All of the records listed below should be retyped exactly.

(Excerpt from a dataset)
────────

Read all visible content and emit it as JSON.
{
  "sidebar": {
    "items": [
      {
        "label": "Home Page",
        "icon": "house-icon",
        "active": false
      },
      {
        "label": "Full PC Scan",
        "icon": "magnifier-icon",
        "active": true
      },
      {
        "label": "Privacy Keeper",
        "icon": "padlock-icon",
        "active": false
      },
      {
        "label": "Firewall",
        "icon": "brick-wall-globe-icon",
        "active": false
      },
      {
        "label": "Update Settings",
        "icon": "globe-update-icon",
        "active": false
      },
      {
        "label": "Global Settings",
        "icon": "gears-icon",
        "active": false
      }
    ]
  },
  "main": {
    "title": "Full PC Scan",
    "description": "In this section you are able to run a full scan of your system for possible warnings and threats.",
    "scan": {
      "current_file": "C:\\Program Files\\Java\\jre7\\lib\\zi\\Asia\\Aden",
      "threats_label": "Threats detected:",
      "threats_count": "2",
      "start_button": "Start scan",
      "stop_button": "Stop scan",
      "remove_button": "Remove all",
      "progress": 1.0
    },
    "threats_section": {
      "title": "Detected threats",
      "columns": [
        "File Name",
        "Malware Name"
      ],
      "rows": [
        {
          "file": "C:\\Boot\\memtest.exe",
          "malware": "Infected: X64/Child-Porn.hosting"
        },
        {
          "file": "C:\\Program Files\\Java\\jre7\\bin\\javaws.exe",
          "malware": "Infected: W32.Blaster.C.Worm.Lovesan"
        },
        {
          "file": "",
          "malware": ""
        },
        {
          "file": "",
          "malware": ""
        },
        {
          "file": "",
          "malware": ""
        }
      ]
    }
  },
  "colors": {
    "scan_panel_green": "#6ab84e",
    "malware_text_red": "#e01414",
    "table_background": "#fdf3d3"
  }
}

────────

◆ Solution for this exercise
Read all visible content and emit it as JSON.
{
  "sidebar": {
    "items": [
      {
        "label": "Home Page",
        "icon": "house-icon",
        "active": false
      },
      {
        "label": "Full PC Scan",
        "icon": "magnifier-icon",
        "active": true
      },
      {
        "label": "Privacy Keeper",
        "icon": "padlock-icon",
        "active": false
      },
      {
        "label": "Firewall",
        "icon": "brick-wall-globe-icon",
        "active": false
      },
      {
        "label": "Update Settings",
        "icon": "globe-update-icon",
        "active": false
      },
      {
        "label": "Global Settings",
        "icon": "gears-icon",
        "active": false
      }
    ]
  },
  "main": {
    "title": "Full PC Scan",
    "description": "In this section you are able to run a full scan of your system for possible warnings and threats.",
    "scan": {
      "current_file": "C:\\Program Files\\Java\\jre7\\lib\\zi\\Asia\\Aden",
      "threats_label": "Threats detected:",
      "threats_count": "2",
      "start_button": "Start scan",
      "stop_button": "Stop scan",
      "remove_button": "Remove all",
      "progress": 1.0
    },
    "threats_section": {
      "title": "Detected threats",
      "columns": [
        "File Name",
        "Malware Name"
      ],
      "rows": [
        {
          "file": "C:\\Boot\\memtest.exe",
          "malware": "Infected: X64/Child-Porn.hosting"
        },
        {
          "file": "C:\\Program Files\\Java\\jre7\\bin\\javaws.exe",
          "malware": "Infected: W32.Blaster.C.Worm.Lovesan"
        },
        {
          "file": "",
          "malware": ""
        },
        {
          "file": "",
          "malware": ""
        },
        {
          "file": "",
          "malware": ""
        }
      ]
    }
  },
  "colors": {
    "scan_panel_green": "#6ab84e",
    "malware_text_red": "#e01414",
    "table_background": "#fdf3d3"
  }
}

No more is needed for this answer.